** Begin Supplied data **

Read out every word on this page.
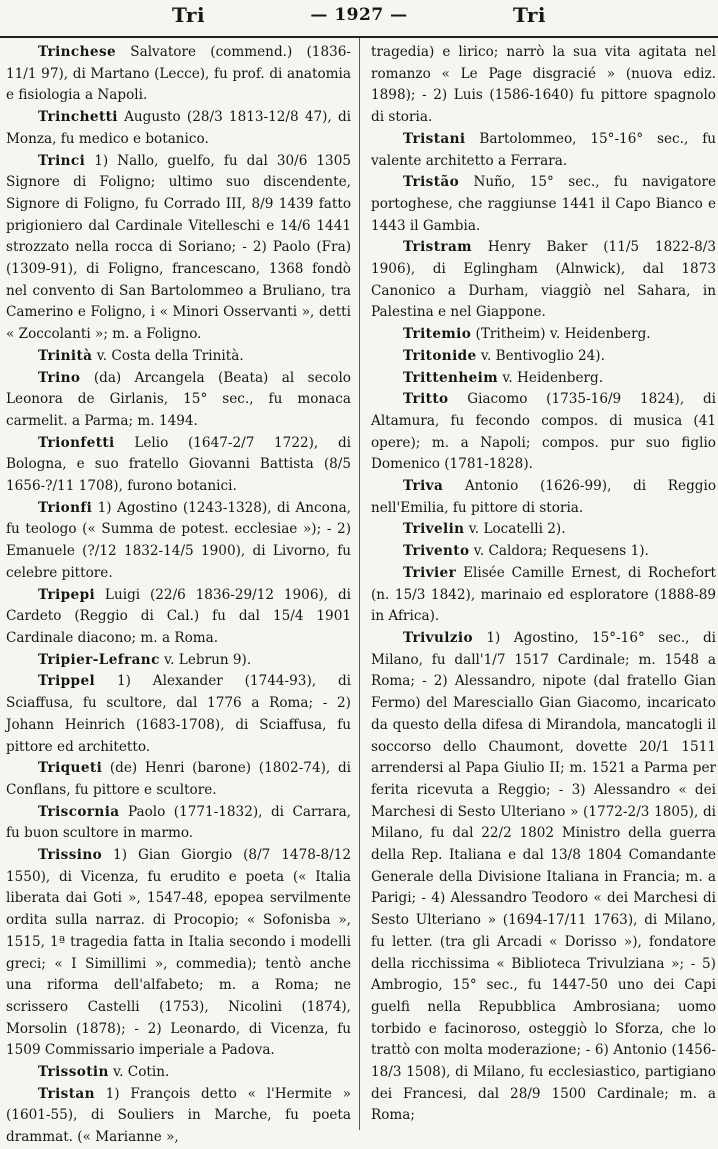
Tri	— 1927 —	Tri

Trinchese Salvatore (commend.) (1836-11/1 97), di Martano (Lecce), fu prof. di anatomia e fisiologia a Napoli.

Trinchetti Augusto (28/3 1813-12/8 47), di Monza, fu medico e botanico.

Trinci 1) Nallo, guelfo, fu dal 30/6 1305 Signore di Foligno; ultimo suo discendente, Signore di Foligno, fu Corrado III, 8/9 1439 fatto prigioniero dal Cardinale Vitelleschi e 14/6 1441 strozzato nella rocca di Soriano; - 2) Paolo (Fra) (1309-91), di Foligno, francescano, 1368 fondò nel convento di San Bartolommeo a Bruliano, tra Camerino e Foligno, i « Minori Osservanti », detti « Zoccolanti »; m. a Foligno.

Trinità v. Costa della Trinità.

Trino (da) Arcangela (Beata) al secolo Leonora de Girlanis, 15° sec., fu monaca carmelit. a Parma; m. 1494.

Trionfetti Lelio (1647-2/7 1722), di Bologna, e suo fratello Giovanni Battista (8/5 1656-?/11 1708), furono botanici.

Trionfi 1) Agostino (1243-1328), di Ancona, fu teologo (« Summa de potest. ecclesiae »); - 2) Emanuele (?/12 1832-14/5 1900), di Livorno, fu celebre pittore.

Tripepi Luigi (22/6 1836-29/12 1906), di Cardeto (Reggio di Cal.) fu dal 15/4 1901 Cardinale diacono; m. a Roma.

Tripier-Lefranc v. Lebrun 9).

Trippel 1) Alexander (1744-93), di Sciaffusa, fu scultore, dal 1776 a Roma; - 2) Johann Heinrich (1683-1708), di Sciaffusa, fu pittore ed architetto.

Triqueti (de) Henri (barone) (1802-74), di Conflans, fu pittore e scultore.

Triscornia Paolo (1771-1832), di Carrara, fu buon scultore in marmo.

Trissino 1) Gian Giorgio (8/7 1478-8/12 1550), di Vicenza, fu erudito e poeta (« Italia liberata dai Goti », 1547-48, epopea servilmente ordita sulla narraz. di Procopio; « Sofonisba », 1515, 1ª tragedia fatta in Italia secondo i modelli greci; « I Simillimi », commedia); tentò anche una riforma dell'alfabeto; m. a Roma; ne scrissero Castelli (1753), Nicolini (1874), Morsolin (1878); - 2) Leonardo, di Vicenza, fu 1509 Commissario imperiale a Padova.

Trissotin v. Cotin.

Tristan 1) François detto « l'Hermite » (1601-55), di Souliers in Marche, fu poeta drammat. (« Marianne »,

tragedia) e lirico; narrò la sua vita agitata nel romanzo « Le Page disgracié » (nuova ediz. 1898); - 2) Luis (1586-1640) fu pittore spagnolo di storia.

Tristani Bartolommeo, 15°-16° sec., fu valente architetto a Ferrara.

Tristão Nuño, 15° sec., fu navigatore portoghese, che raggiunse 1441 il Capo Bianco e 1443 il Gambia.

Tristram Henry Baker (11/5 1822-8/3 1906), di Eglingham (Alnwick), dal 1873 Canonico a Durham, viaggiò nel Sahara, in Palestina e nel Giappone.

Tritemio (Tritheim) v. Heidenberg.

Tritonide v. Bentivoglio 24).

Trittenheim v. Heidenberg.

Tritto Giacomo (1735-16/9 1824), di Altamura, fu fecondo compos. di musica (41 opere); m. a Napoli; compos. pur suo figlio Domenico (1781-1828).

Triva Antonio (1626-99), di Reggio nell'Emilia, fu pittore di storia.

Trivelin v. Locatelli 2).

Trivento v. Caldora; Requesens 1).

Trivier Elisée Camille Ernest, di Rochefort (n. 15/3 1842), marinaio ed esploratore (1888-89 in Africa).

Trivulzio 1) Agostino, 15°-16° sec., di Milano, fu dall'1/7 1517 Cardinale; m. 1548 a Roma; - 2) Alessandro, nipote (dal fratello Gian Fermo) del Maresciallo Gian Giacomo, incaricato da questo della difesa di Mirandola, mancatogli il soccorso dello Chaumont, dovette 20/1 1511 arrendersi al Papa Giulio II; m. 1521 a Parma per ferita ricevuta a Reggio; - 3) Alessandro « dei Marchesi di Sesto Ulteriano » (1772-2/3 1805), di Milano, fu dal 22/2 1802 Ministro della guerra della Rep. Italiana e dal 13/8 1804 Comandante Generale della Divisione Italiana in Francia; m. a Parigi; - 4) Alessandro Teodoro « dei Marchesi di Sesto Ulteriano » (1694-17/11 1763), di Milano, fu letter. (tra gli Arcadi « Dorisso »), fondatore della ricchissima « Biblioteca Trivulziana »; - 5) Ambrogio, 15° sec., fu 1447-50 uno dei Capi guelfi nella Repubblica Ambrosiana; uomo torbido e facinoroso, osteggiò lo Sforza, che lo trattò con molta moderazione; - 6) Antonio (1456-18/3 1508), di Milano, fu ecclesiastico, partigiano dei Francesi, dal 28/9 1500 Cardinale; m. a Roma;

** End Supplied data **

• What this task involves
From the data above, copy each line that has the string "pittore".

• Answer for this exercise
Trionfi 1) Agostino (1243-1328), di Ancona, fu teologo (« Summa de potest. ecclesiae »); - 2) Emanuele (?/12 1832-14/5 1900), di Livorno, fu celebre pittore.
Trippel 1) Alexander (1744-93), di Sciaffusa, fu scultore, dal 1776 a Roma; - 2) Johann Heinrich (1683-1708), di Sciaffusa, fu pittore ed architetto.
Triqueti (de) Henri (barone) (1802-74), di Conflans, fu pittore e scultore.
tragedia) e lirico; narrò la sua vita agitata nel romanzo « Le Page disgracié » (nuova ediz. 1898); - 2) Luis (1586-1640) fu pittore spagnolo di storia.
Triva Antonio (1626-99), di Reggio nell'Emilia, fu pittore di storia.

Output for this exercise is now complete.